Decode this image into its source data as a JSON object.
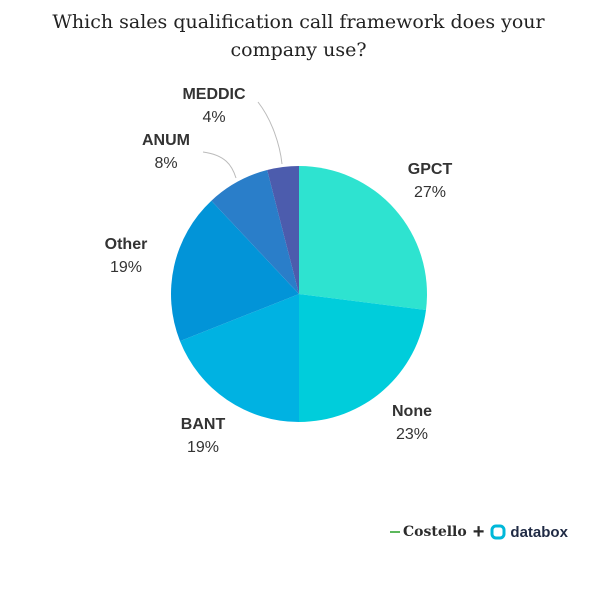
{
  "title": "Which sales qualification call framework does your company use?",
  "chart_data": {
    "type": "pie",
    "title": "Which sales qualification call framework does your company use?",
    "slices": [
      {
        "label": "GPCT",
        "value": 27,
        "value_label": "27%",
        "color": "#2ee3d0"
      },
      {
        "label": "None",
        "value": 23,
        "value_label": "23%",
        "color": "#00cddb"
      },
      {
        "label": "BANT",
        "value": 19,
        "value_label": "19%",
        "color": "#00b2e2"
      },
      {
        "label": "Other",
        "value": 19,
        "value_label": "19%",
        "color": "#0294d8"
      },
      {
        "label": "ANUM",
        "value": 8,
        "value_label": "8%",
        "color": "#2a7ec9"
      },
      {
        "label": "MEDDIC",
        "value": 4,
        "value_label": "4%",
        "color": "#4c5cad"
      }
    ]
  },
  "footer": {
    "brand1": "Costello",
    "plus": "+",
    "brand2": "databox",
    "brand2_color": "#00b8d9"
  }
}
++++++
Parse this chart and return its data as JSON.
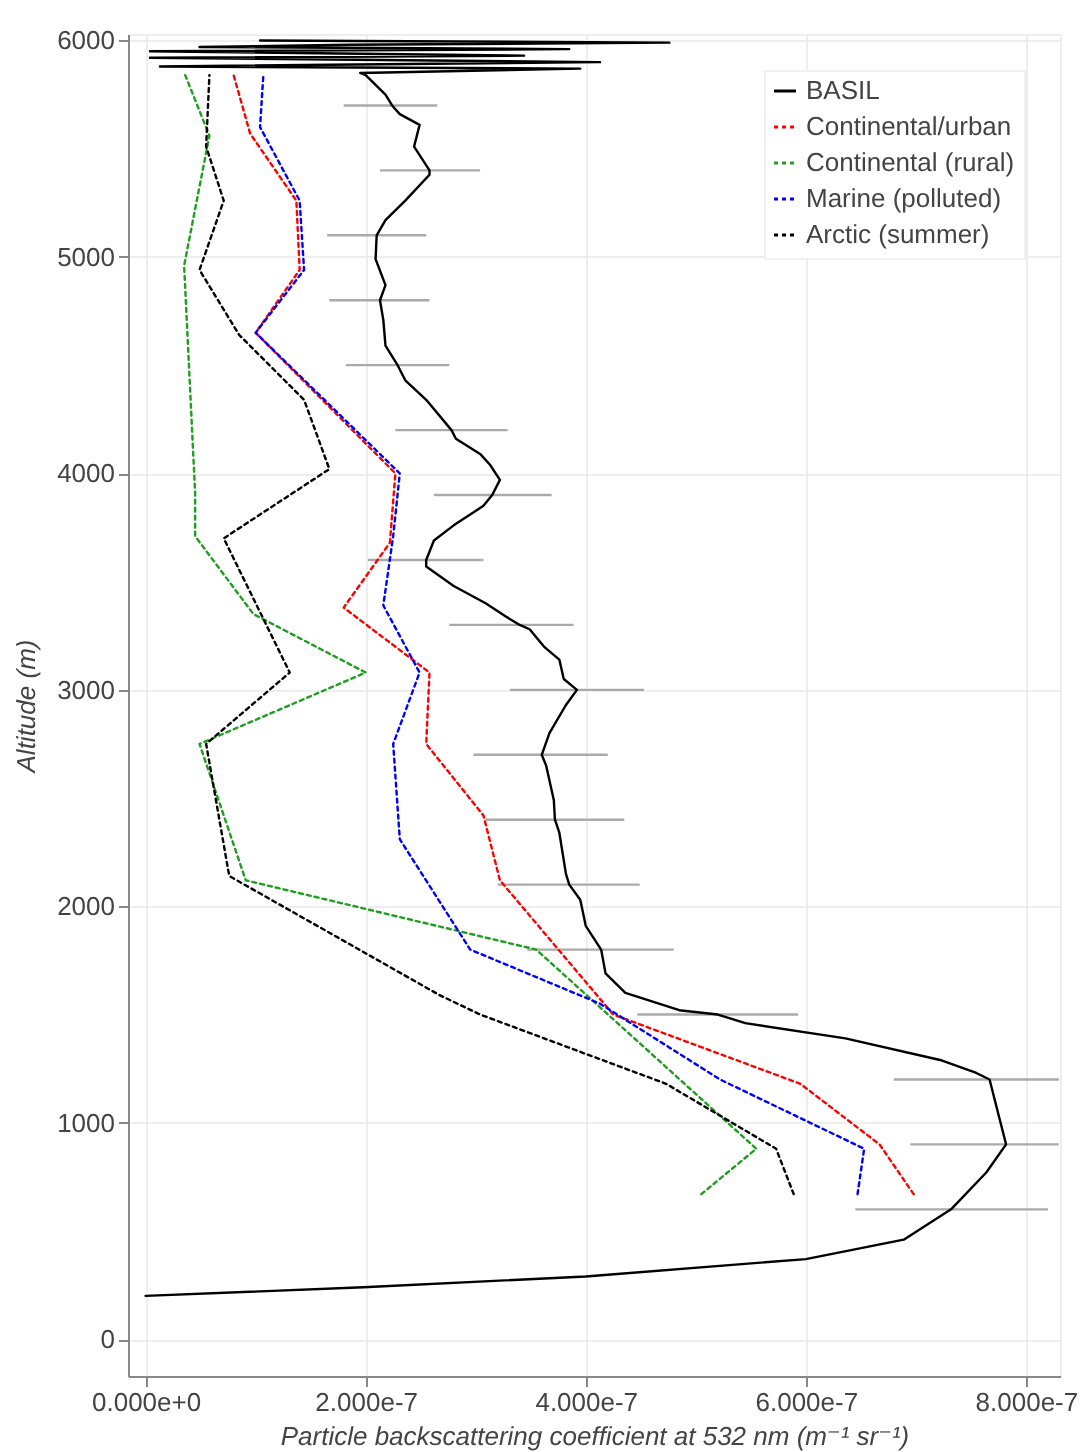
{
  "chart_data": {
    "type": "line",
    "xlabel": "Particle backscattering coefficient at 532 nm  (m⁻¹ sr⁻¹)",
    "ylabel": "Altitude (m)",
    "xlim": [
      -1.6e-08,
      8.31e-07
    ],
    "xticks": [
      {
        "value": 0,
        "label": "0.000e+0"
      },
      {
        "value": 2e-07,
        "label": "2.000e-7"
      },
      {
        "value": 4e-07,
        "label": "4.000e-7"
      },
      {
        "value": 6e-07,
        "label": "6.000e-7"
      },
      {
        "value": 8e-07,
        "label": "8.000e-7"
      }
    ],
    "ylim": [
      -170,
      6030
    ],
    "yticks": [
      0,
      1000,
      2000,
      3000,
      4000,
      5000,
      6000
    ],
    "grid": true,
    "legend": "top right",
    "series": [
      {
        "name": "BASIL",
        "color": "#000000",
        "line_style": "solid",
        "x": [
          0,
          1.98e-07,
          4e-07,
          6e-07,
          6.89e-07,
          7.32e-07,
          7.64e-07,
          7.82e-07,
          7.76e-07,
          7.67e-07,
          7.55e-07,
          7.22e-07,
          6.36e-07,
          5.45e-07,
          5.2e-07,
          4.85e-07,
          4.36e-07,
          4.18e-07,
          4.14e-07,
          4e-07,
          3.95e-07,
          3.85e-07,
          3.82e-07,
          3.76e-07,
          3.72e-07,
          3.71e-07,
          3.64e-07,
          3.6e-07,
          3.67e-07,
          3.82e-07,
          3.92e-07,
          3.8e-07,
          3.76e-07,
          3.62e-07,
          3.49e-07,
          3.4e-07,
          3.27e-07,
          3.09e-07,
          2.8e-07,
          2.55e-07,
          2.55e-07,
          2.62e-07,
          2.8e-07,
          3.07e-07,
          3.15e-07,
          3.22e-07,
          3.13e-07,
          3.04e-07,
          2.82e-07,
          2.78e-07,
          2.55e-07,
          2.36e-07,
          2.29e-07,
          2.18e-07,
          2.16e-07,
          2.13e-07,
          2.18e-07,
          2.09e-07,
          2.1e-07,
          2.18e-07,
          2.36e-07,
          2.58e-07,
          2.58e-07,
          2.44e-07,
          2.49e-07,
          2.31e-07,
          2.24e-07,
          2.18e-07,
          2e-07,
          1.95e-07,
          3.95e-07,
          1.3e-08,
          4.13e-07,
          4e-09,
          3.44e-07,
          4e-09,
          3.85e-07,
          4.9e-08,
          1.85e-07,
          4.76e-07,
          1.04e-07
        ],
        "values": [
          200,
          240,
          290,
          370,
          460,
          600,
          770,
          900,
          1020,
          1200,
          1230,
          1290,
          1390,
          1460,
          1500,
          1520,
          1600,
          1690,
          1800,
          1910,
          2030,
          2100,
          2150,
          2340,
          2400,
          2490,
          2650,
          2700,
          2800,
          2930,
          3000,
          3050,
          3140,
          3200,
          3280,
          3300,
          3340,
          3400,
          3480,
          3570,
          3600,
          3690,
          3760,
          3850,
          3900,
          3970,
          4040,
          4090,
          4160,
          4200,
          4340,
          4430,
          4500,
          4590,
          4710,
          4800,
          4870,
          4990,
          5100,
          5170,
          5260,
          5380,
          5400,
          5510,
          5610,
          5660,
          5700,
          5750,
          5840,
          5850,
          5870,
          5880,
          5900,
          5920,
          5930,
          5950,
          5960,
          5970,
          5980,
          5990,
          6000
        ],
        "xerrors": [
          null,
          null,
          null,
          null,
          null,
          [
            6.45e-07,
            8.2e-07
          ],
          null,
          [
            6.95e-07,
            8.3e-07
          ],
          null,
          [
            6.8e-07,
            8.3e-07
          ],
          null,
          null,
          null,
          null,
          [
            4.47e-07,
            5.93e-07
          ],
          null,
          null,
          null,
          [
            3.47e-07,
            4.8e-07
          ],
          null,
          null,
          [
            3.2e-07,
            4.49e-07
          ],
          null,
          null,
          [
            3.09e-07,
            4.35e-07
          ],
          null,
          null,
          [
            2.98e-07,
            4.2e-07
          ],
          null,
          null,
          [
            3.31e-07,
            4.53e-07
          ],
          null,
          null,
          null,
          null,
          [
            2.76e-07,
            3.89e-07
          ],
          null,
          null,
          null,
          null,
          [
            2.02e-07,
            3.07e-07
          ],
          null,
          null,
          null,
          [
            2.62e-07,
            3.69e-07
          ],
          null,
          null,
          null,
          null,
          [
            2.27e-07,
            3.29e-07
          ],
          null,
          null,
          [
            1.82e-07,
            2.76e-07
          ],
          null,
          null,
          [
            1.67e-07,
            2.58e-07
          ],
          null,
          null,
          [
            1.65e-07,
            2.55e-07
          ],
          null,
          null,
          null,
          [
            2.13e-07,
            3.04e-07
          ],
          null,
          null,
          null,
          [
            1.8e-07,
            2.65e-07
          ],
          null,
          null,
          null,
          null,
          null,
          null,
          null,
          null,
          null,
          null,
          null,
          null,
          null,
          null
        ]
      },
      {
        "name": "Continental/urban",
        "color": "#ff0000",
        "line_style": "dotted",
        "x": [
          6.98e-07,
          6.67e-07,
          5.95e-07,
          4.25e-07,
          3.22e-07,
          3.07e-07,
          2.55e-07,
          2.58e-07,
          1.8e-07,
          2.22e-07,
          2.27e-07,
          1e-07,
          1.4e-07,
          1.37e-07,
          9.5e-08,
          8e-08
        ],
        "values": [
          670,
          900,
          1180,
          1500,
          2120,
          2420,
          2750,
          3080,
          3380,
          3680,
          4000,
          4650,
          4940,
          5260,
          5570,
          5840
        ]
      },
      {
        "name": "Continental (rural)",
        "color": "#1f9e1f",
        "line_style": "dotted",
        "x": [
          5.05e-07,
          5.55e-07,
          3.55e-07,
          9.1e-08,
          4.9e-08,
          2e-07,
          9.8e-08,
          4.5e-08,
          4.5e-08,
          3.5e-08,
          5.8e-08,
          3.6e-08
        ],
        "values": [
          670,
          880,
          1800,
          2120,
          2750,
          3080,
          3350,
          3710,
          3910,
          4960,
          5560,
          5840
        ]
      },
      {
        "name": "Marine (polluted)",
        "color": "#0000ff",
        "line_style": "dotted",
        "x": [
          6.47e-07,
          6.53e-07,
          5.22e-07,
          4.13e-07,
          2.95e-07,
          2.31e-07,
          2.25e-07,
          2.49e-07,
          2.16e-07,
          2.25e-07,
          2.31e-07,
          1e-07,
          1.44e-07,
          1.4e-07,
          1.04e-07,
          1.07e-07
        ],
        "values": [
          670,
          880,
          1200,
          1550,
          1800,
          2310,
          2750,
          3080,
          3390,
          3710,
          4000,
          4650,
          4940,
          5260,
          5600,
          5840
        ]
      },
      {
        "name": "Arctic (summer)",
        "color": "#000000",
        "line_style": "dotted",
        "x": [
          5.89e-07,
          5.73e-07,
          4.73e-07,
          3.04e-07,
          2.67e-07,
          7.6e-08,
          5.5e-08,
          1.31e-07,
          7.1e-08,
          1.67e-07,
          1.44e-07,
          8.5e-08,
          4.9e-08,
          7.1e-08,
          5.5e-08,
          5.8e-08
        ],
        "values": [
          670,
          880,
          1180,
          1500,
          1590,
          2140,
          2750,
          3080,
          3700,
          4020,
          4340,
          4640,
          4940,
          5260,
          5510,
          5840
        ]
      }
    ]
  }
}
++++++
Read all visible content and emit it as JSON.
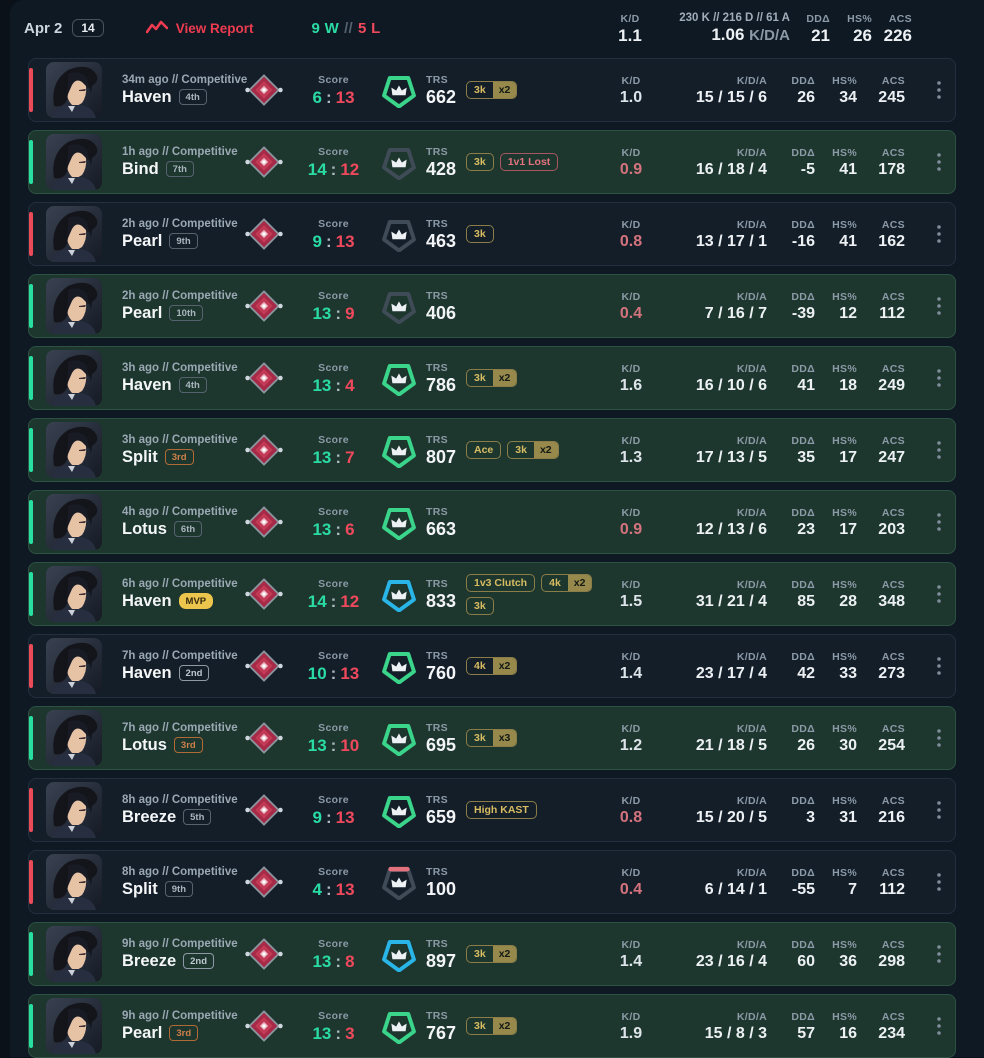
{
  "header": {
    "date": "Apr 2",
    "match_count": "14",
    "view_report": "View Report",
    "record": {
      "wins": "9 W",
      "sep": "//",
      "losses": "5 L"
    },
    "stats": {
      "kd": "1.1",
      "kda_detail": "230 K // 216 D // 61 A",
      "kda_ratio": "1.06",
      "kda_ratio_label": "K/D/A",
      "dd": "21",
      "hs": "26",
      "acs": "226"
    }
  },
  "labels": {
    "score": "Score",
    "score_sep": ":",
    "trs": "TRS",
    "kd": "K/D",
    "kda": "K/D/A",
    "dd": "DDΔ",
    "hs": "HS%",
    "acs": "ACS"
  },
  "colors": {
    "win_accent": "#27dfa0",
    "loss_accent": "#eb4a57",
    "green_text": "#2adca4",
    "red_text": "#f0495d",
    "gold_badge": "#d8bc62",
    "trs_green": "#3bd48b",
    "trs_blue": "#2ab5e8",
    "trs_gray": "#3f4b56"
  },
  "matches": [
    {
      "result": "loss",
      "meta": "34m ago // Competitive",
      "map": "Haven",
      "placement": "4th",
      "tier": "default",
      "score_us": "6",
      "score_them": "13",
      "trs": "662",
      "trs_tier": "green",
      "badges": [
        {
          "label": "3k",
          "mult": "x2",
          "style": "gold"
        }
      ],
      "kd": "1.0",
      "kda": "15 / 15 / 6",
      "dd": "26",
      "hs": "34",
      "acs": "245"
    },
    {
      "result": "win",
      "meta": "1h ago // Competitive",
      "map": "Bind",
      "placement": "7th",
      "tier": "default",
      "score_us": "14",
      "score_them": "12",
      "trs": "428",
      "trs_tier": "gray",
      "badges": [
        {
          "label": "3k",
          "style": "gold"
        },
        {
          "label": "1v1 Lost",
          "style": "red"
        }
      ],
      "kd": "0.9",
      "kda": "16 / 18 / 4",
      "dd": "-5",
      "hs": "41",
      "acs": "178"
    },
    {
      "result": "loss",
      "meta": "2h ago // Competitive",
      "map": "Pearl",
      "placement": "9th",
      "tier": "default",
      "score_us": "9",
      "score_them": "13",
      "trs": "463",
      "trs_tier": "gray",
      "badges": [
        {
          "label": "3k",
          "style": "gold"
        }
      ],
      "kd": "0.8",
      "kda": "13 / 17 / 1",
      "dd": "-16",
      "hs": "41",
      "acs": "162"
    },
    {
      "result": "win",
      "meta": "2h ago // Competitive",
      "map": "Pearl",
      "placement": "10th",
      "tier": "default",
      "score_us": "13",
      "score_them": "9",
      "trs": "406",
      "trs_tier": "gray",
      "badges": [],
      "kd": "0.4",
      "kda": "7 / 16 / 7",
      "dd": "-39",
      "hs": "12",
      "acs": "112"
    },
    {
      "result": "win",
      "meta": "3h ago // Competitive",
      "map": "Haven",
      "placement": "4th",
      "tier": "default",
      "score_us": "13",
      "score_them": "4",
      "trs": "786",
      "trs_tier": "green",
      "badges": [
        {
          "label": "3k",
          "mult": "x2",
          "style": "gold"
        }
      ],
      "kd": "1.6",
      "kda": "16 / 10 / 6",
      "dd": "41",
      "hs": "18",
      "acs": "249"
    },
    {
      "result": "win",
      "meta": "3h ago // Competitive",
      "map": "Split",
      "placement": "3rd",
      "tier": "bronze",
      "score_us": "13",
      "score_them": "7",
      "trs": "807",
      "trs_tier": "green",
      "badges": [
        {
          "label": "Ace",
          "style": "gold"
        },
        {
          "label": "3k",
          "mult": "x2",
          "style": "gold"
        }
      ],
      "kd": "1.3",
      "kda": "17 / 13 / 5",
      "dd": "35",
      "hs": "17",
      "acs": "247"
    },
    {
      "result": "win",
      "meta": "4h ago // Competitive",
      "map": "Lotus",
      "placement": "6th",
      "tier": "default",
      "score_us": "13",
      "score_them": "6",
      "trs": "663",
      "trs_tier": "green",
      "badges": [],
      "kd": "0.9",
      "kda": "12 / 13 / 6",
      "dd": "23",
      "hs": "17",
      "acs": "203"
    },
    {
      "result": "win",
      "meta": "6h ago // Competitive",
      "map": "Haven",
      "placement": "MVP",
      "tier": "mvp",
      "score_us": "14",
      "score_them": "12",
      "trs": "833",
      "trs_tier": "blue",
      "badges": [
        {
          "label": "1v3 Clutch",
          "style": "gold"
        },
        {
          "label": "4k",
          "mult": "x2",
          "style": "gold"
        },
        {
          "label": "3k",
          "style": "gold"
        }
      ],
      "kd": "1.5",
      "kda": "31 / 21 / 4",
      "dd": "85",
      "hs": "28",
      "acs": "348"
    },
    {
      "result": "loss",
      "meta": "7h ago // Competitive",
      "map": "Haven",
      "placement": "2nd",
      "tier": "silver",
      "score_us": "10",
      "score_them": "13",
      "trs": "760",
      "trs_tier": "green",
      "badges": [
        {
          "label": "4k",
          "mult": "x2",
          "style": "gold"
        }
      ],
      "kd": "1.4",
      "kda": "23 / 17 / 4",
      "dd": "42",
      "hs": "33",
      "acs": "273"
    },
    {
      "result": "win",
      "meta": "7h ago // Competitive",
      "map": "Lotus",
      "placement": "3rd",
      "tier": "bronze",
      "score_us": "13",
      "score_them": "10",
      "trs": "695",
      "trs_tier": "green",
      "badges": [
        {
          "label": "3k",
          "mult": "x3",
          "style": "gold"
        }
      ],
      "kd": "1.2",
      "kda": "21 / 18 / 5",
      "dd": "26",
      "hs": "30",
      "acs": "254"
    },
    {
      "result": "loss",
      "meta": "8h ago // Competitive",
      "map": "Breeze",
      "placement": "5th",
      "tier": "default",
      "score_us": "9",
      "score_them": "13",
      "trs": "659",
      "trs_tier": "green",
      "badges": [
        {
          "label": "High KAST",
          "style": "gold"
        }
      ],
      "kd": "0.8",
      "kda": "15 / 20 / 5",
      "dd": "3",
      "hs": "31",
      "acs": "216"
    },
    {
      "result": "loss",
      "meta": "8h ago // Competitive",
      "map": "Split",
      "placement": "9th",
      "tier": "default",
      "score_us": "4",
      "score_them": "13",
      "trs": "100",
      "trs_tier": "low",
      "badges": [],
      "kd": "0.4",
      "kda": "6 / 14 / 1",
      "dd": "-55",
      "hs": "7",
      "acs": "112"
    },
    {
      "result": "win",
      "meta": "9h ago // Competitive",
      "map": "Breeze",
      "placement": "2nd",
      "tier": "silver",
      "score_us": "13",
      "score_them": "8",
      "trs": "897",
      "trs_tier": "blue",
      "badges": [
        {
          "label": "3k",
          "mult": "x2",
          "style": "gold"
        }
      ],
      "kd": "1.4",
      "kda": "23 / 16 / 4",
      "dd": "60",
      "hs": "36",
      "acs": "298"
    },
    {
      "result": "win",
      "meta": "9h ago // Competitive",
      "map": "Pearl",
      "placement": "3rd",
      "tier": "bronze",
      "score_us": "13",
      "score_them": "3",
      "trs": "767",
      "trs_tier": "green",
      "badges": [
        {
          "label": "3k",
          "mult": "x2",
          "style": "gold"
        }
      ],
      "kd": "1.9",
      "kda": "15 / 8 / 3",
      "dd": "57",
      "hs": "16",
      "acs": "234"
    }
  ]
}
++++++
Exercise description
Show the lines of the data that hold the word "qualification".

Answer to the task
  "title": "Which sales qualification call framework does your company use?",
    "title": "Which sales qualification call framework does your company use?",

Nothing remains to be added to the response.